New Ownership, Loads of Concerns: Bartender's lack of transparency

Bartender, the most popular app to manage your Mac's menu bar items, silently sold to a new owner. Find the whole story, as well as Bartender alternatives in this post.

On June 4th, 2024, a user going by the name of 'misiek_to_ja' reported in the r/MacApps subreddit that MacUpdater (an app that automatically track the latest updates of all applications installed on your Mac) sent them a warning about an update for Bartender (an award-winning app for macOS to take control of the macOS menu bar and deciding to only display icons that a user actually needs).

The warning message said: The company and developer behind Bartender was replaced in a silent and dubious manner - updates to version 5.0.52 and newer are your own risk and responsibility.

The posting gained over 450 upvotes and over 350 comments. Most of the people discussed the question whether Bartender 5 is still safe or not.

• _Provided data_:
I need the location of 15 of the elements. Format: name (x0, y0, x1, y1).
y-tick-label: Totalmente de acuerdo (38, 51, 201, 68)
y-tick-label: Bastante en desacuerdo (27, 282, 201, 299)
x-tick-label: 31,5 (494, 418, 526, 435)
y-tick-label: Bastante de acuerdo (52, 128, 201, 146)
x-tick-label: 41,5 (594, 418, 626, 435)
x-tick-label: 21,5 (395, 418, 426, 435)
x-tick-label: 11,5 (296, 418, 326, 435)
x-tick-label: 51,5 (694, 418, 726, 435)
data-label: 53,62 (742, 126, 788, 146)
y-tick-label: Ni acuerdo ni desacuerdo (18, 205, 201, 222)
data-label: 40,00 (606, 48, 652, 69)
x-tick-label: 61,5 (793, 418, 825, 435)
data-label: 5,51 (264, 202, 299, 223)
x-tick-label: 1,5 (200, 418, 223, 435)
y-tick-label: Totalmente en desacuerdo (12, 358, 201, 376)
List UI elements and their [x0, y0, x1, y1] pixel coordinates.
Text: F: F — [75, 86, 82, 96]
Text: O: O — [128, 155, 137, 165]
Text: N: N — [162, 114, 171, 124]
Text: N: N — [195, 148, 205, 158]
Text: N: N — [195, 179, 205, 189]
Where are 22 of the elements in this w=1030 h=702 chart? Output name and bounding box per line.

---

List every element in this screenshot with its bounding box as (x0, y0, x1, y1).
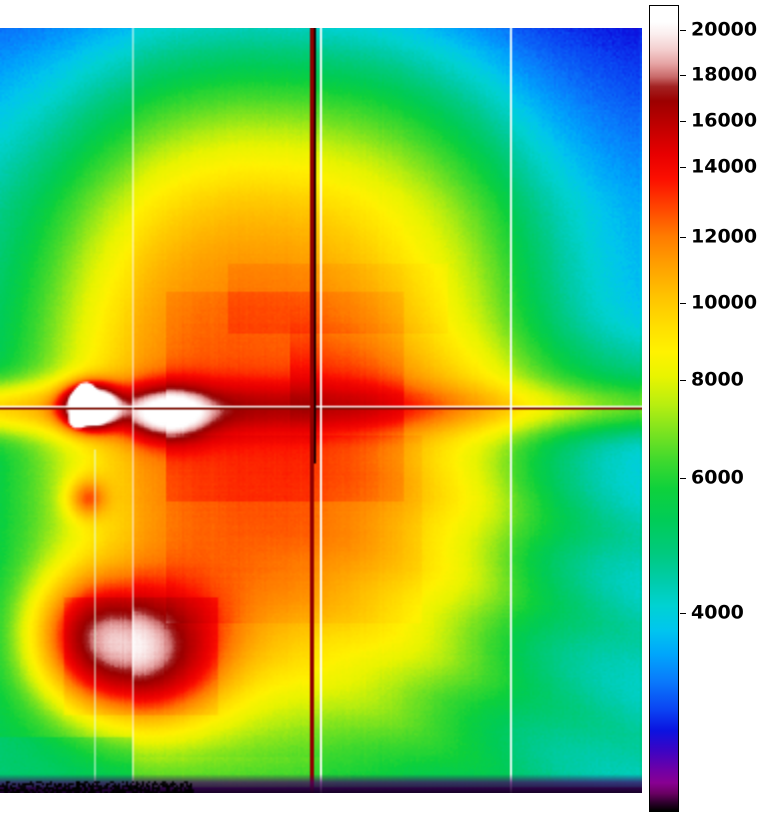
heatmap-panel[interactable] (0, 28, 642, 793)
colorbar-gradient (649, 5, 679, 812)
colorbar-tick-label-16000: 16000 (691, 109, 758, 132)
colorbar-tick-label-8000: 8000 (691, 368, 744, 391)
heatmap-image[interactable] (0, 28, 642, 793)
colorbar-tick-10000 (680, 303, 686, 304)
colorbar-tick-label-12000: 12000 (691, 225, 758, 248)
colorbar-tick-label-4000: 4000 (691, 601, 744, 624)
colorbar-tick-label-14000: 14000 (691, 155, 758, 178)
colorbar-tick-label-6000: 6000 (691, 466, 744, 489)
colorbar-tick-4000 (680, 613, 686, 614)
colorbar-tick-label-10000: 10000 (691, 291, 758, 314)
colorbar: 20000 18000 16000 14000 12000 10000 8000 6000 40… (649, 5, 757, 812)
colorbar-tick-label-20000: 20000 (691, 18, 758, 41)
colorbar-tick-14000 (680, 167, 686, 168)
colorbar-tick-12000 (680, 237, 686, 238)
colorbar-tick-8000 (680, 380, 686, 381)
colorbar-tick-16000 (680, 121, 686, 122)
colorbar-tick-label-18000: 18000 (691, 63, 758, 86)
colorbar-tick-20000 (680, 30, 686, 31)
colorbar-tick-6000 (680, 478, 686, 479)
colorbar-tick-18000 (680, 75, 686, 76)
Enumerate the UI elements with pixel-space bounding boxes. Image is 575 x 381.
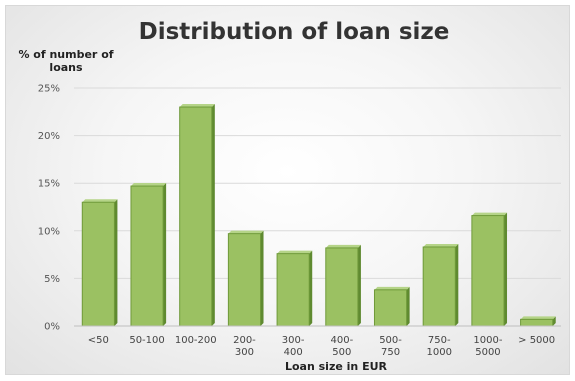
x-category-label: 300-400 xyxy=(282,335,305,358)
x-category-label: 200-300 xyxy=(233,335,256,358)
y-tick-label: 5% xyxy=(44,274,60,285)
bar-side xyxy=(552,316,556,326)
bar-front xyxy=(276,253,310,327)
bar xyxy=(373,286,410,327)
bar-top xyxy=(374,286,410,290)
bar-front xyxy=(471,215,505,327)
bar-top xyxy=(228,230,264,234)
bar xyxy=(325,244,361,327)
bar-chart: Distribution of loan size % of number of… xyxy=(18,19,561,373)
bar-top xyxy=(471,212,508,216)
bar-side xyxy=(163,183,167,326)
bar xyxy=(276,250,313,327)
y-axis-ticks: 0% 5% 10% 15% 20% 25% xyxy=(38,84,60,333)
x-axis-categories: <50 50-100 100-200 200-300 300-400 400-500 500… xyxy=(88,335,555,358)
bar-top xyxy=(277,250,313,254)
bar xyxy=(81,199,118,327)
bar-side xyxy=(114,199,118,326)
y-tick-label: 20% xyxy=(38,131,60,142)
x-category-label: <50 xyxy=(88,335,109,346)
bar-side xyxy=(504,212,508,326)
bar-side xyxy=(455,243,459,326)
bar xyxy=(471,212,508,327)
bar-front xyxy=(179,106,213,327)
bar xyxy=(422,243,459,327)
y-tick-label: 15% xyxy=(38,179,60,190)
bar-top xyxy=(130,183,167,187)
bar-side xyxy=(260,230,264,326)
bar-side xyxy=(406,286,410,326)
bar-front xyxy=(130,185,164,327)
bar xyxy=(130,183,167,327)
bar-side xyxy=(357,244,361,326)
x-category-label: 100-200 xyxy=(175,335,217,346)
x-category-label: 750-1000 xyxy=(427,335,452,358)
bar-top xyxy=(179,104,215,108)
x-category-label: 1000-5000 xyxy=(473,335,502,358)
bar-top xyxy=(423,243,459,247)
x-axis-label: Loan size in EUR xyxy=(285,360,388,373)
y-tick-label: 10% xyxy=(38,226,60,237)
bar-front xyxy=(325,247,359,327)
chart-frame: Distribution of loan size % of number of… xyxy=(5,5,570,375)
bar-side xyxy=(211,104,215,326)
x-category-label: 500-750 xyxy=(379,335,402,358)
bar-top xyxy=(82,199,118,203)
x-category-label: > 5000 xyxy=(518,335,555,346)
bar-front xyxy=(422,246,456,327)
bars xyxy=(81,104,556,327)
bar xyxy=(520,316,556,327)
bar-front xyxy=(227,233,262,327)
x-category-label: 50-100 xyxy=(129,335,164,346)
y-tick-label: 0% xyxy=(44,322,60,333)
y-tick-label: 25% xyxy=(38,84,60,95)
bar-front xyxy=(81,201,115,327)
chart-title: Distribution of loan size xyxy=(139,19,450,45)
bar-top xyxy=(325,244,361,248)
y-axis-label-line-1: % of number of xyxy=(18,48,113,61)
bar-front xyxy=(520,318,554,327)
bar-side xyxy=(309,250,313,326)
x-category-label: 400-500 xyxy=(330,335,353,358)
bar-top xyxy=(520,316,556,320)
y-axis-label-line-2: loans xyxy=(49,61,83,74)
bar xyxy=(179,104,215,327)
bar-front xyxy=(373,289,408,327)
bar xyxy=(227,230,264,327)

---

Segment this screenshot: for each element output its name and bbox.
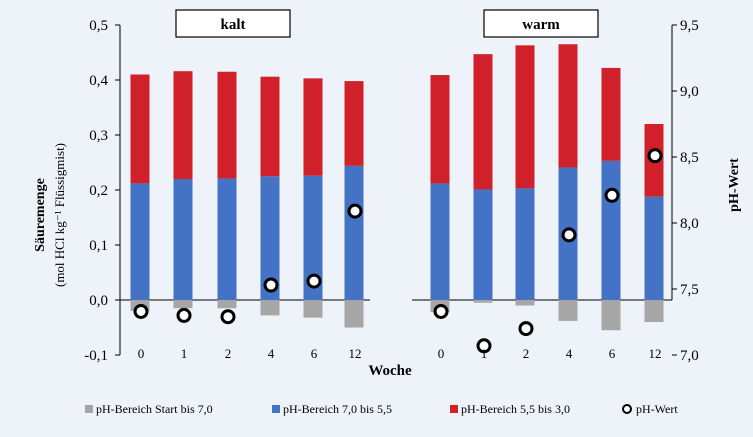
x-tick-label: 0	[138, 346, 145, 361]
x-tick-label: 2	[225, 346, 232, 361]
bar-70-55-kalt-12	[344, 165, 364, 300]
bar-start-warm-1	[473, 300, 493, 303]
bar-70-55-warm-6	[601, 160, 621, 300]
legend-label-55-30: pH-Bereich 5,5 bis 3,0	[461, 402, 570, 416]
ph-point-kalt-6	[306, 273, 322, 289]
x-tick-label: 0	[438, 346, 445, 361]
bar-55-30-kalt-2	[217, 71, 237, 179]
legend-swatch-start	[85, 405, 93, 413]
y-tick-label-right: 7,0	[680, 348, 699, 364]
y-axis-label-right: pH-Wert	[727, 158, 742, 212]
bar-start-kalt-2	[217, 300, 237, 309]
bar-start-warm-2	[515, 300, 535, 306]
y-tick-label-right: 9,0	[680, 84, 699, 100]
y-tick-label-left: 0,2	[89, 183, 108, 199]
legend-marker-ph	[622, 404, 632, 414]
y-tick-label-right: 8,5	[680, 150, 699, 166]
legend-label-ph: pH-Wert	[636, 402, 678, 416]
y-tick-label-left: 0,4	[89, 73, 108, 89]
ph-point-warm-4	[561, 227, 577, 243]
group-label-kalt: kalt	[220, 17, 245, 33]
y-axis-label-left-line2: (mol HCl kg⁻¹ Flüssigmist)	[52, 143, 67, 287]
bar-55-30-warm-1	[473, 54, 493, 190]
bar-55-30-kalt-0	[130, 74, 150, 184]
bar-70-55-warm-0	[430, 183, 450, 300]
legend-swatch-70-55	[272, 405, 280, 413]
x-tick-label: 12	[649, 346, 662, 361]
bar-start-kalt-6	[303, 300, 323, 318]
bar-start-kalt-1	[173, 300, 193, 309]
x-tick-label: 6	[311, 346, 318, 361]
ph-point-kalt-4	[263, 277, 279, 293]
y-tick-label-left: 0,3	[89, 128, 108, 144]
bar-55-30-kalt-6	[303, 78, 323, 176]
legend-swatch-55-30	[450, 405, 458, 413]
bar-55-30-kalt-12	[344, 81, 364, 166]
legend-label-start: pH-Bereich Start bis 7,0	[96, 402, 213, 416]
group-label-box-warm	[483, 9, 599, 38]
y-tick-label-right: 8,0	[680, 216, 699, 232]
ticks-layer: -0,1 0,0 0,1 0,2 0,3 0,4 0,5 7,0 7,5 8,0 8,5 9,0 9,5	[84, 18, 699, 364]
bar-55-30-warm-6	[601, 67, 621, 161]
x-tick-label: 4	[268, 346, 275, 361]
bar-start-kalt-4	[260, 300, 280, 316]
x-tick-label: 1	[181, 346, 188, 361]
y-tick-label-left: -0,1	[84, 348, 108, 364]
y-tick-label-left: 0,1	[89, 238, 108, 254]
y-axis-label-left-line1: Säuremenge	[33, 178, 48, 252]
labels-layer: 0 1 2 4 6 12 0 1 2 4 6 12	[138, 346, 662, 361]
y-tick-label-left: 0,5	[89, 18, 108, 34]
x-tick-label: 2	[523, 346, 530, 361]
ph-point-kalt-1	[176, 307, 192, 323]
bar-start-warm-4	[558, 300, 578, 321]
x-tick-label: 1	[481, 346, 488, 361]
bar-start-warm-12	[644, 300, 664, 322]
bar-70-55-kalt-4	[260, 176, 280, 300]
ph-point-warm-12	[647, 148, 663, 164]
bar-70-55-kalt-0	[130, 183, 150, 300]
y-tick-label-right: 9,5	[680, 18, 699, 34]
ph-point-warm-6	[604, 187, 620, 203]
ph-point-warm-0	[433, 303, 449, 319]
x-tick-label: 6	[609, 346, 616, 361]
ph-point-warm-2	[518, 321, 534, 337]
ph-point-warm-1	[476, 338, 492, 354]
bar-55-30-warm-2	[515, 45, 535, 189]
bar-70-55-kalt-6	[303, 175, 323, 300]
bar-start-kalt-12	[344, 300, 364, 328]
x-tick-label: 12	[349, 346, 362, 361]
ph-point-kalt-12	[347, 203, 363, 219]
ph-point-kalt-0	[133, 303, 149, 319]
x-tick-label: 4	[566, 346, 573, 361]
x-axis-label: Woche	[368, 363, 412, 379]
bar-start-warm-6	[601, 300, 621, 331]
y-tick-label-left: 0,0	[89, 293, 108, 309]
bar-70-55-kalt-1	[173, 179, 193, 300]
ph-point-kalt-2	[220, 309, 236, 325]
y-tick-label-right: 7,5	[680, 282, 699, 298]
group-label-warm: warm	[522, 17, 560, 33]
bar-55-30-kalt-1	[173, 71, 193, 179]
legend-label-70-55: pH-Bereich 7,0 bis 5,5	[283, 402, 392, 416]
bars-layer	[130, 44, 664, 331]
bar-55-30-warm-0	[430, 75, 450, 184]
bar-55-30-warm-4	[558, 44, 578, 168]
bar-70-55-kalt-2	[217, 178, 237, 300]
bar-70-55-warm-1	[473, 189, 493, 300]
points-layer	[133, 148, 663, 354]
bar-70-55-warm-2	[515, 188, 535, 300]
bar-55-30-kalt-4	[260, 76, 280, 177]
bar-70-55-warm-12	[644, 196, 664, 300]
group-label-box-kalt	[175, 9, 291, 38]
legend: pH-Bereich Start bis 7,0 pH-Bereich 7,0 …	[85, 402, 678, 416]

• _Set of tasks_:
1: Write out the stretch of the Bartender article from "On June 4th, 2024, a" through "risk and responsibility.", substituting "notice" for "warning" throughout.
2: Answer from the Bartender article:
(a) On what date did the user report the MacUpdater warning?
(b) From which version of Bartender onward does the warning say updates are at the user's own risk?
(c) How many upvotes did the posting gain?
The data above have no connection to the Bartender article.

• _Results in order_:
1:
On June 4th, 2024, a user going by the name of 'misiek_to_ja' reported in the r/MacApps subreddit that MacUpdater (an app that automatically track the latest updates of all applications installed on your Mac) sent them a notice about an update for Bartender (an award-winning app for macOS to take control of the macOS menu bar and deciding to only display icons that a user actually needs).

The notice message said: The company and developer behind Bartender was replaced in a silent and dubious manner - updates to version 5.0.52 and newer are your own risk and responsibility.

2:
(a) June 4th, 2024
(b) Version 5.0.52
(c) Over 450